Written task A:
From the In re Thatcher opinion, list every attorney named as counsel for either side.
Written task B:
Please give everything from "Citation190 F. 969" down to "KILLITS District Judge." in the In re Thatcher opinion again, updated so that "prosecuting committee" becomes "committee for the prosecution".

Text provided:
--- begin ---

In re Thatcher

Decision Date11 November 1911
Docket Number2,172.
Citation190 F. 969
PartiesIn re THATCHER.
CourtU.S. District Court — Northern District of Ohio

[Copyrighted Material Omitted] [Copyrighted Material Omitted] [Copyrighted Material Omitted]

C. A. Seiders, George P. Kirby, and Harry B. Thompson, prosecuting committee.

John J. Sullivan and Rhea P. Cary, for respondent.

KILLITS District Judge.

We approach the consideration of the charges and of the testimony affecting the standing of Charles A. Thatcher at the bar of this court with the feeling that the case has an importance much beyond cases of this kind generally, in that it affects broader interests than those of the respondent, much as it means to him. From the disbarment of Mr. Thatcher by the Supreme Court of Ohio in June, 1909 (80 Ohio St. 492, 89 N.E. 39), has come a plain conflict between the legislative and judicial branches of the state government, and an assiduous propaganda has cultivated a widespread public feeling that that court in its judgment and proceedings went to the limits of judicial arbitrariness and arrogance and actually invaded the sacred right of free speech.

In these days, when railing at the courts is somewhat fashionable, and is found to be a convenient means for inflaming public sentiment, when the wisdom of the fathers in providing for an independent judiciary finds many to question, that case is indeed important which deals indirectly at least, and none the less surely, with the issue which respondent and his friends have raised against the highest judicial authority of Ohio, and in which they have arrayed in antagonism two of the three branches of the state government. That the records before us compel something of a review of the state court's judgment will plainly appear as this discussion proceeds. In the unique and unfortunate circumstances before us, we find demand for analysis of the case in greater length than would otherwise be necessary.

The attention of this court was first called to the respondent's alleged professional delinquencies through the presentation of a certified copy of the judgment disbarring him and the demand of the committee prosecuting him in the state court, which committee was composed of members also of the bar of this court, that Thatcher ipso facto be removed from our rolls. This the court declined to do, but did refer the matter for advice to a committee of three members of the bar of this district, who were without the local atmosphere and wholly beyond the possibility of any bias whatever. The committee's recommendation was that a committee of prosecution be appointed to bring respondent formally to the bar of this court. December 9, 1910, the court acted upon the recommendation of this advisory committee, filing a memorandum in which the delay was explained, and in which these passages occur:

'This court entertains no opinion upon the merits of this matter save to honor the presumption that Mr. Thatcher, once having been found worthy of admission to its bar, continues in that happy state; but we do most strongly feel that the present anomalous and equivocal situation should be determined as soon as that consummation can be decently effected. It seems clear that the highest consideration toward this court, toward another court with which relations of comity must always exist, and toward Mr. Thatcher himself, demands action. The presence on the court files of the report of a committee whose advice the court sought challenges action. * * * If the Supreme Court of Ohio rightfully and justly characterized Mr. Thatcher in its judgment then the dignity of the federal court requires that it refuse Mr. Thatcher professional privileges after a proper inquiry; otherwise it must abdicate a claim that it is particular touching the moral qualifications of those who are permitted to plead at its bar. If the state court has perpetrated an injustice of which Mr. Thatcher is a victim, no better opportunity for vindication may be offered him than an investigation in this court. If he succeeds here, his rehabilitation in the state court would doubtless be but a matter of time. As the matter now stands, his partisans may refer to his ability to practice in this court as a ground for censure of the state court, and his enemies may also find in the same situation an occasion for cavil at this court. Each tribunal must therefore suffer in dignity and respect. That this very unsatisfactory and unpleasant situation may be ended, this court proposes now to follow the advice invoked of the body it designated last year, and appoint a committee to make a presentment upon which a hearing may be had.'

In selecting these gentlemen special attention was given to avoid any one who might be said to be within the influence of that portion of the local bar assumed by respondent to be leagued against him. We feel that our judgment in the selection was fully justified, and deep obligation is felt by the court to each member of the committee for the manner in which this vexatious, thankless, and laborious task was performed.

--- end ---

Given entries:

--- begin ---

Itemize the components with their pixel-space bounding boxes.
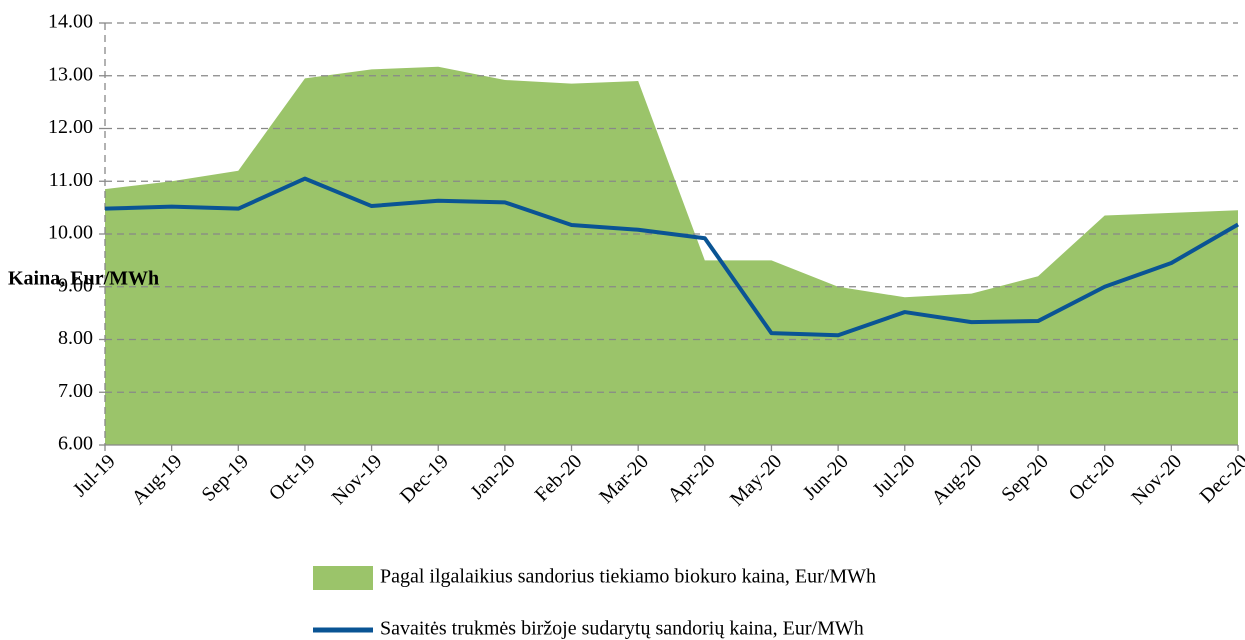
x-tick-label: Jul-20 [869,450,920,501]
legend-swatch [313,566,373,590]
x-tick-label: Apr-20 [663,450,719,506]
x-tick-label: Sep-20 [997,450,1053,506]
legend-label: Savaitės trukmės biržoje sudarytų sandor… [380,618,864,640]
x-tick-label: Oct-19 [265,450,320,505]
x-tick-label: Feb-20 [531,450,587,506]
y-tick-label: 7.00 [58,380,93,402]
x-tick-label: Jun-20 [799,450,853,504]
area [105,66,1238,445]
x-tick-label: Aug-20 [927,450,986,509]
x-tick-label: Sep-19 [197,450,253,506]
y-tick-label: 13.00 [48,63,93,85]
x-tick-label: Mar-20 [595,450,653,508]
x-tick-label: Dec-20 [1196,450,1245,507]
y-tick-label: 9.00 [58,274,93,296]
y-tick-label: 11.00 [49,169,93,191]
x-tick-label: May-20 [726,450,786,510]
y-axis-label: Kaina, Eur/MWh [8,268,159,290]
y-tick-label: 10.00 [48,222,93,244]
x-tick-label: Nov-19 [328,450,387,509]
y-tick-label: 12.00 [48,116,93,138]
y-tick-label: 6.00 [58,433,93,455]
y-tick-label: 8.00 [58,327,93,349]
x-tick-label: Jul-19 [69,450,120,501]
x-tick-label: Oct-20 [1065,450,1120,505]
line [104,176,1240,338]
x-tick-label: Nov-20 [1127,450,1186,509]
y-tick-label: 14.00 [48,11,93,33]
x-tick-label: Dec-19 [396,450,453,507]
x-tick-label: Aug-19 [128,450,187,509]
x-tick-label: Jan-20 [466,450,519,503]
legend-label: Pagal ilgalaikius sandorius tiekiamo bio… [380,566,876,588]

--- end ---
--- begin ---

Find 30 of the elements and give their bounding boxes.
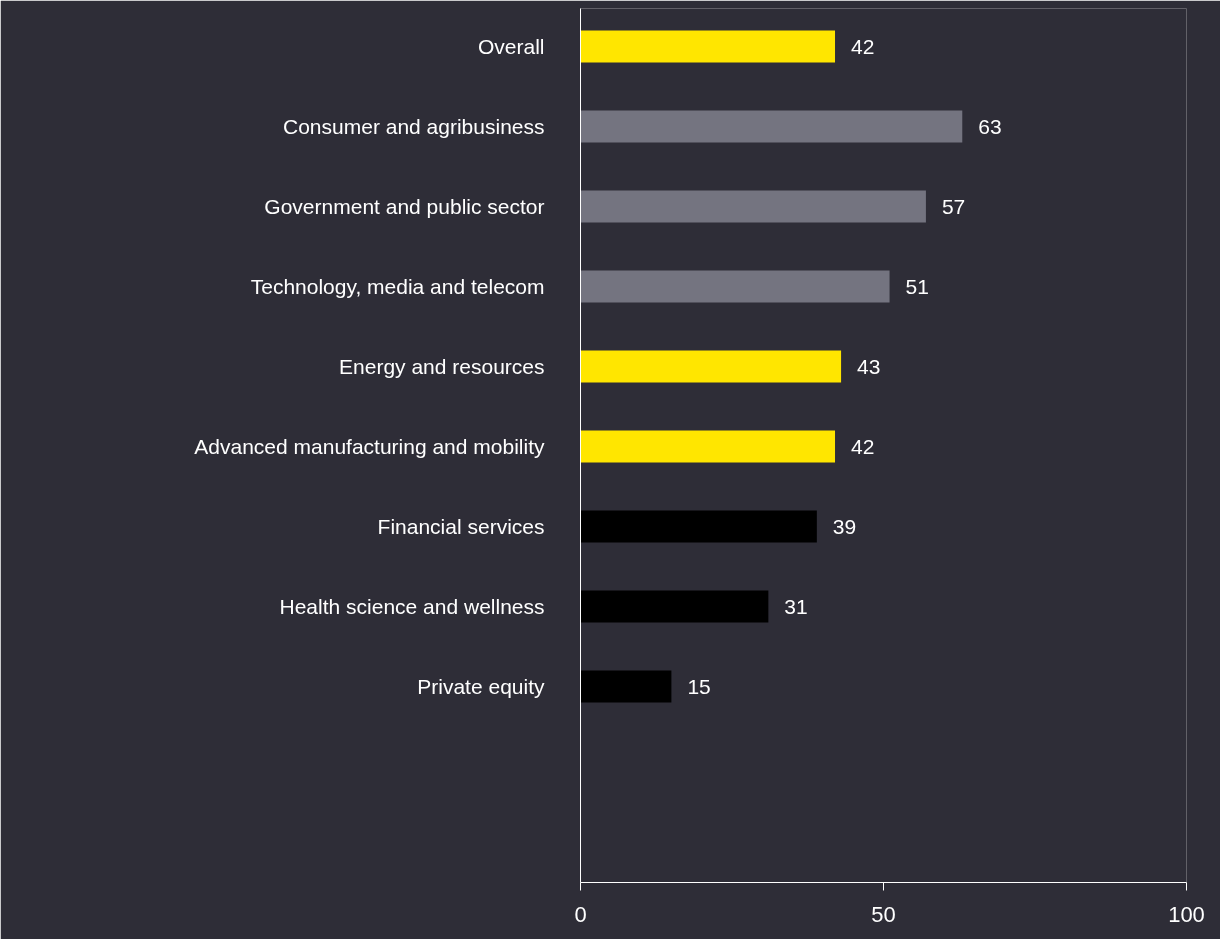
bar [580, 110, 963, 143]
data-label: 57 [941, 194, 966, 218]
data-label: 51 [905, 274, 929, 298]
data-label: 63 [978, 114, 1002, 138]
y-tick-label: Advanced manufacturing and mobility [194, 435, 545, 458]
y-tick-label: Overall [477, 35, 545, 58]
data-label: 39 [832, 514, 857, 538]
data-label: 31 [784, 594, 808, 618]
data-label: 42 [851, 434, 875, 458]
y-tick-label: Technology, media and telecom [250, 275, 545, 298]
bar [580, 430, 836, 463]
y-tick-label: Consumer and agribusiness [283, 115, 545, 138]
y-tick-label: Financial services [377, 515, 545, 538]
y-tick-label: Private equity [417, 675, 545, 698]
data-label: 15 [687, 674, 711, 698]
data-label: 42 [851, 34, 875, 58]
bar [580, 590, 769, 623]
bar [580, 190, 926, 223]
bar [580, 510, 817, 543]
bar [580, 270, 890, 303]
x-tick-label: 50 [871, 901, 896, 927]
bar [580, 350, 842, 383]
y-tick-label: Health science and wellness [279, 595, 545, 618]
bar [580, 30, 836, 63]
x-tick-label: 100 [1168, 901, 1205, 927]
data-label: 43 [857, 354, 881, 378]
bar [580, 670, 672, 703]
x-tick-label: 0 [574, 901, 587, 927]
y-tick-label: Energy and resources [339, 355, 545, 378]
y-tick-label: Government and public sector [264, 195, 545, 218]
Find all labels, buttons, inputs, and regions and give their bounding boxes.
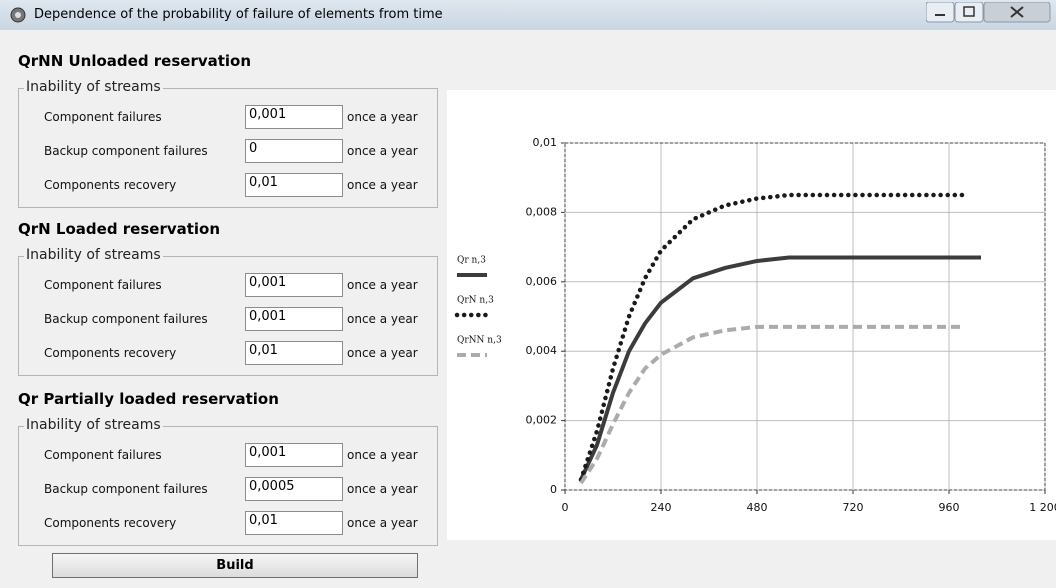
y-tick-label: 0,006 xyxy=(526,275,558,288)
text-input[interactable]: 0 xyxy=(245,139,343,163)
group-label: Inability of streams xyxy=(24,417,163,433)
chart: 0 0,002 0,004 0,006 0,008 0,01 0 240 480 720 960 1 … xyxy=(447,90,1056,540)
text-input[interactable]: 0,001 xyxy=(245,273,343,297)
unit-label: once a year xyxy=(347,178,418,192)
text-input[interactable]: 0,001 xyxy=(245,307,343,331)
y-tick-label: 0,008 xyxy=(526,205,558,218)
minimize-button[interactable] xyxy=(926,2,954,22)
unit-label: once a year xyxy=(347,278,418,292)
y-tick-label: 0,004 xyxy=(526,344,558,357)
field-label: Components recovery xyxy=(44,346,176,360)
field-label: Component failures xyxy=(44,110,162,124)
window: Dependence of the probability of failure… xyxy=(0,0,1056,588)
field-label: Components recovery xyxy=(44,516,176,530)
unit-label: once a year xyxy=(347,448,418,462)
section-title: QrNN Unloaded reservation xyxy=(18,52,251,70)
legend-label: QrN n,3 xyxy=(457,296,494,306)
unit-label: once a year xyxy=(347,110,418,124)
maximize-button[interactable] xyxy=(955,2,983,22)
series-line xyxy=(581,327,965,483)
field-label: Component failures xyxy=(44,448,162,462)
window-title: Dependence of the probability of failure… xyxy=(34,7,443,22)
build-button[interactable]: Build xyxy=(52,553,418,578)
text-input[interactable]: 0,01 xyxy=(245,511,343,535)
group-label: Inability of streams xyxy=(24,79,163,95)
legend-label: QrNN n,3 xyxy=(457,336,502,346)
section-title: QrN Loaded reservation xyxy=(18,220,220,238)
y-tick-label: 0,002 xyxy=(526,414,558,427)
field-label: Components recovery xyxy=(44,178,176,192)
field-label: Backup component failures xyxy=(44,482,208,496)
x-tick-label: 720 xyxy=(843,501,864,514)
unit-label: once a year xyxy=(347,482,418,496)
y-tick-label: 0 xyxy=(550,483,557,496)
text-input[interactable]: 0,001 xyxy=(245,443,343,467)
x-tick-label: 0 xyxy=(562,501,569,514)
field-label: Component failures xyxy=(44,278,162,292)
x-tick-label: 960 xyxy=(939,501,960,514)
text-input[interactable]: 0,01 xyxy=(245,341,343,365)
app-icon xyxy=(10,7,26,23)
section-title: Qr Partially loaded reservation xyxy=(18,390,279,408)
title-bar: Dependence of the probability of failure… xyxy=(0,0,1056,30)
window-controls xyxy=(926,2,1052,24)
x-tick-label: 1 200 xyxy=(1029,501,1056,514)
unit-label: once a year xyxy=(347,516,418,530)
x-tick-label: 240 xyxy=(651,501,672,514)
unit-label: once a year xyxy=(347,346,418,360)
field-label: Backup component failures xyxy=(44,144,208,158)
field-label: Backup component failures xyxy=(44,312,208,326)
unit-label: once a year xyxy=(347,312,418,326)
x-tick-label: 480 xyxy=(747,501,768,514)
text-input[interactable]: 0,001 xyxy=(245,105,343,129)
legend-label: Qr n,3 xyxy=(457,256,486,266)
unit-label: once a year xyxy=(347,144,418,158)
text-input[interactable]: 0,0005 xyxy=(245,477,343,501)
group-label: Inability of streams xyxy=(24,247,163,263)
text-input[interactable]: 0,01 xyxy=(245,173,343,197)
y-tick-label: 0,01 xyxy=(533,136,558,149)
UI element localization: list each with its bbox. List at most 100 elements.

--- end ---
--- begin ---

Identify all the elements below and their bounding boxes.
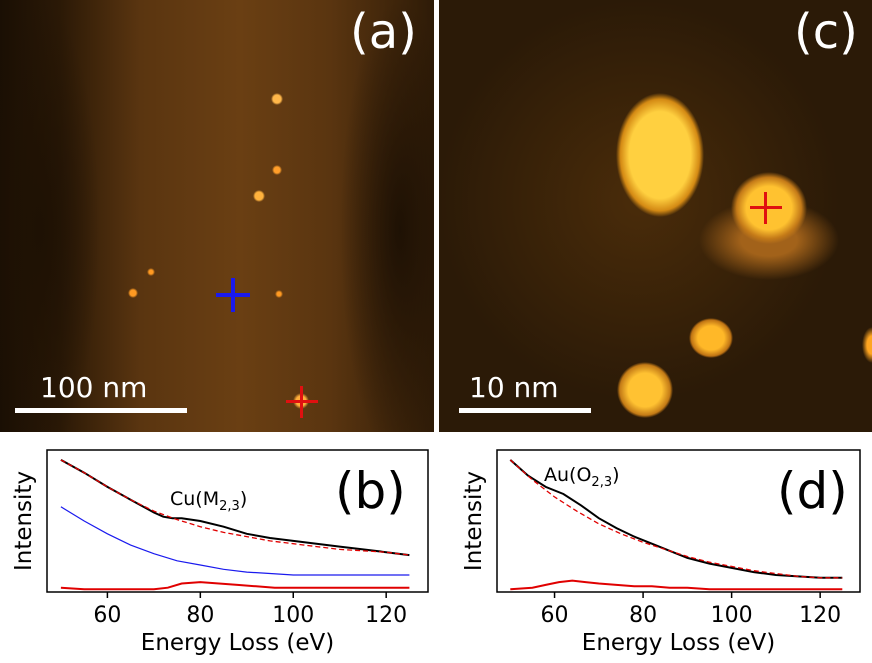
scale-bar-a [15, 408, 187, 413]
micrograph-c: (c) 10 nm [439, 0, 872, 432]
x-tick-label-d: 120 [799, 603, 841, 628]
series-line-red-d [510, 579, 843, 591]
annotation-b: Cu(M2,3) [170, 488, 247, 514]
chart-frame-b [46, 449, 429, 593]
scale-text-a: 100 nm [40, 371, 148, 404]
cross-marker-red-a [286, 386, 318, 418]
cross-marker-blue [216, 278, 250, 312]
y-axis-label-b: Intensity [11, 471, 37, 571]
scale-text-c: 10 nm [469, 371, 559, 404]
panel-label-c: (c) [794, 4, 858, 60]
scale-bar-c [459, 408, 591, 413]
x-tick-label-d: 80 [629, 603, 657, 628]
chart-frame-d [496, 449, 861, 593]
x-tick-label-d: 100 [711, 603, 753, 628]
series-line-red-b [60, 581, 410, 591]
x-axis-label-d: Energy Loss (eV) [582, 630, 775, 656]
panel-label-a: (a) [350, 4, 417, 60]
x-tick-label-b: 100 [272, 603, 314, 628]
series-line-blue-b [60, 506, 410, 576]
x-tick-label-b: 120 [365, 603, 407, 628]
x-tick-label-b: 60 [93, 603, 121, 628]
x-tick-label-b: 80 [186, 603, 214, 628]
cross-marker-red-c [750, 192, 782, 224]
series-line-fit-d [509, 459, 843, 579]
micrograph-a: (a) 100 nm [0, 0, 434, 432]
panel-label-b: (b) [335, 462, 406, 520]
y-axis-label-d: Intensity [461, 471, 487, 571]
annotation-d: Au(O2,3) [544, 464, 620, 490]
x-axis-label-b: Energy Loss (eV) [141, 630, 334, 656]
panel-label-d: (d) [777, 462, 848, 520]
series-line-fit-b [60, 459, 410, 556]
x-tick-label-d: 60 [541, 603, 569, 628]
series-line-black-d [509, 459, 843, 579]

--- end ---

Task response A:
C. A. Seiders, George P. Kirby, Harry B. Thompson, John J. Sullivan, Rhea P. Cary

Task response B:
Citation190 F. 969
PartiesIn re THATCHER.
CourtU.S. District Court — Northern District of Ohio

[Copyrighted Material Omitted] [Copyrighted Material Omitted] [Copyrighted Material Omitted]

C. A. Seiders, George P. Kirby, and Harry B. Thompson, committee for the prosecution.

John J. Sullivan and Rhea P. Cary, for respondent.

KILLITS District Judge.